Exact copies are required of the lines from the line containing "What's the underlying" through the final line of the listing, both included, and of no other lines.
— START EXTRACTED MATERIAL —
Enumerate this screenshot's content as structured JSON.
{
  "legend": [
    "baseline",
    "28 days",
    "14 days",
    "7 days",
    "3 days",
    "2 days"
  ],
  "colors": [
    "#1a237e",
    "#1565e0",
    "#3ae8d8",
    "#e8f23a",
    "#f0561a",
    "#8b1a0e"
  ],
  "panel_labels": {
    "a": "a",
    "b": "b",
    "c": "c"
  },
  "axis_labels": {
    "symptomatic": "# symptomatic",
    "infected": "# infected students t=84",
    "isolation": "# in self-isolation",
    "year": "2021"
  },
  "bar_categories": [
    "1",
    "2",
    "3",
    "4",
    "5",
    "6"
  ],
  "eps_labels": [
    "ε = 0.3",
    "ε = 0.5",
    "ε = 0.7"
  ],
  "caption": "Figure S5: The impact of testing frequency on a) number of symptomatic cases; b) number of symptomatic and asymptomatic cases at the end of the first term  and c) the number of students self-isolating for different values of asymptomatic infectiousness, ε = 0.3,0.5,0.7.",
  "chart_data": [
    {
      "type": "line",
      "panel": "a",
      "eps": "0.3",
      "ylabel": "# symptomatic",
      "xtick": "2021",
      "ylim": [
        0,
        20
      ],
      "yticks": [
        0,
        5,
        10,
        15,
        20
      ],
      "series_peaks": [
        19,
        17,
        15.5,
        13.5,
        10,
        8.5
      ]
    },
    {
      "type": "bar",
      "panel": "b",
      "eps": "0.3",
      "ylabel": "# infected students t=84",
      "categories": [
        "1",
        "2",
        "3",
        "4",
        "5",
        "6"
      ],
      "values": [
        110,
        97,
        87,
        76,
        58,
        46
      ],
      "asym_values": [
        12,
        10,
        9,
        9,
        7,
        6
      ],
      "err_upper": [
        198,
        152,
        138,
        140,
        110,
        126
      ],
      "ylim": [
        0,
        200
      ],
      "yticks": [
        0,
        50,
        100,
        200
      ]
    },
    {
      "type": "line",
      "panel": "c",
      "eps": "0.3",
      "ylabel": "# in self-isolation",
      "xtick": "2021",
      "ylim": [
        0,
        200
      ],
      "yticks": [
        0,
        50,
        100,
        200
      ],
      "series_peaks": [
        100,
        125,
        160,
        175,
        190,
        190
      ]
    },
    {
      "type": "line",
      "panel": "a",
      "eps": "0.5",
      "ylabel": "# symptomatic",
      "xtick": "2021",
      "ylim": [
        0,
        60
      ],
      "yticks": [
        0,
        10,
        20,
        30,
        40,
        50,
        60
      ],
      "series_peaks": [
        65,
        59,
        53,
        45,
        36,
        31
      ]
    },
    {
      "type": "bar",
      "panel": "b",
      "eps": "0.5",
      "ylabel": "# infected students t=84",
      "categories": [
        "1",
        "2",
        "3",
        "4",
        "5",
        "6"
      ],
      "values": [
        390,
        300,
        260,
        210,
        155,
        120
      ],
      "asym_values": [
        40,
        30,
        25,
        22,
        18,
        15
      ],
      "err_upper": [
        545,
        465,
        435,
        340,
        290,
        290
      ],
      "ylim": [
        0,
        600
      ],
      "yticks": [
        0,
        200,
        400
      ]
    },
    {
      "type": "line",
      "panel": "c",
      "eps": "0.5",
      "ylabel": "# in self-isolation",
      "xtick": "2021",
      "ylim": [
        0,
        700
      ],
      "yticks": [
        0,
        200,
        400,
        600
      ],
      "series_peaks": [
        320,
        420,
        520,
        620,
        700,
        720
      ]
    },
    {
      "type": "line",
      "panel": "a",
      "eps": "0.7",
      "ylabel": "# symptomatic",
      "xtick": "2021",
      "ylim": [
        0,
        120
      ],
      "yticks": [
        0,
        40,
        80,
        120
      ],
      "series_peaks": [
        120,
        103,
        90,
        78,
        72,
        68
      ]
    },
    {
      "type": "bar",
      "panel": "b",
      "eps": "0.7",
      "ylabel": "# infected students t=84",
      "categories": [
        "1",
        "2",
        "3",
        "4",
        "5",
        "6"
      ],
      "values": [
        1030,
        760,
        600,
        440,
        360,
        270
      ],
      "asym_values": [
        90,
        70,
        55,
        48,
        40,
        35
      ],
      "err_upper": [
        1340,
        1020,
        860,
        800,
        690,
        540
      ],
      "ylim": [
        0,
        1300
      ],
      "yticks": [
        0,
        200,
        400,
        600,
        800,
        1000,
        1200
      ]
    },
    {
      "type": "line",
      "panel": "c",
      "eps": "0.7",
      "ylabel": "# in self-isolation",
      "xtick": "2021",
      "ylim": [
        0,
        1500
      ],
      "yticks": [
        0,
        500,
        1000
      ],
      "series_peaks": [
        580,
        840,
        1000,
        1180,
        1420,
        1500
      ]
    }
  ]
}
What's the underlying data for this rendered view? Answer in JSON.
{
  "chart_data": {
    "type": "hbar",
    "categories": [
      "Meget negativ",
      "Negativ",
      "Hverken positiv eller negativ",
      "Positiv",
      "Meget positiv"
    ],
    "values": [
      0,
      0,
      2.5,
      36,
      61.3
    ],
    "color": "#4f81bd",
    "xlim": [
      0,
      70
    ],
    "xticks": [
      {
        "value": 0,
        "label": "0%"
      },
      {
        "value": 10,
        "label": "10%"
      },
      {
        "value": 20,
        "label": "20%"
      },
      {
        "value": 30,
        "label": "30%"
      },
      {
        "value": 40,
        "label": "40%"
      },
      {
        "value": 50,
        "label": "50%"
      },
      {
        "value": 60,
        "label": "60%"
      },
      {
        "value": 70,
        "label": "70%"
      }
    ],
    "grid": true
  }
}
— END EXTRACTED MATERIAL —
> **OUTPUT FOR THIS EXERCISE**:
What's the underlying data for this rendered view? Answer in JSON.
{
  "chart_data": {
    "type": "hbar",
    "categories": [
      "Meget negativ",
      "Negativ",
      "Hverken positiv eller negativ",
      "Positiv",
      "Meget positiv"
    ],
    "values": [
      0,
      0,
      2.5,
      36,
      61.3
    ],
    "color": "#4f81bd",
    "xlim": [
      0,
      70
    ],
    "xticks": [
      {
        "value": 0,
        "label": "0%"
      },
      {
        "value": 10,
        "label": "10%"
      },
      {
        "value": 20,
        "label": "20%"
      },
      {
        "value": 30,
        "label": "30%"
      },
      {
        "value": 40,
        "label": "40%"
      },
      {
        "value": 50,
        "label": "50%"
      },
      {
        "value": 60,
        "label": "60%"
      },
      {
        "value": 70,
        "label": "70%"
      }
    ],
    "grid": true
  }
}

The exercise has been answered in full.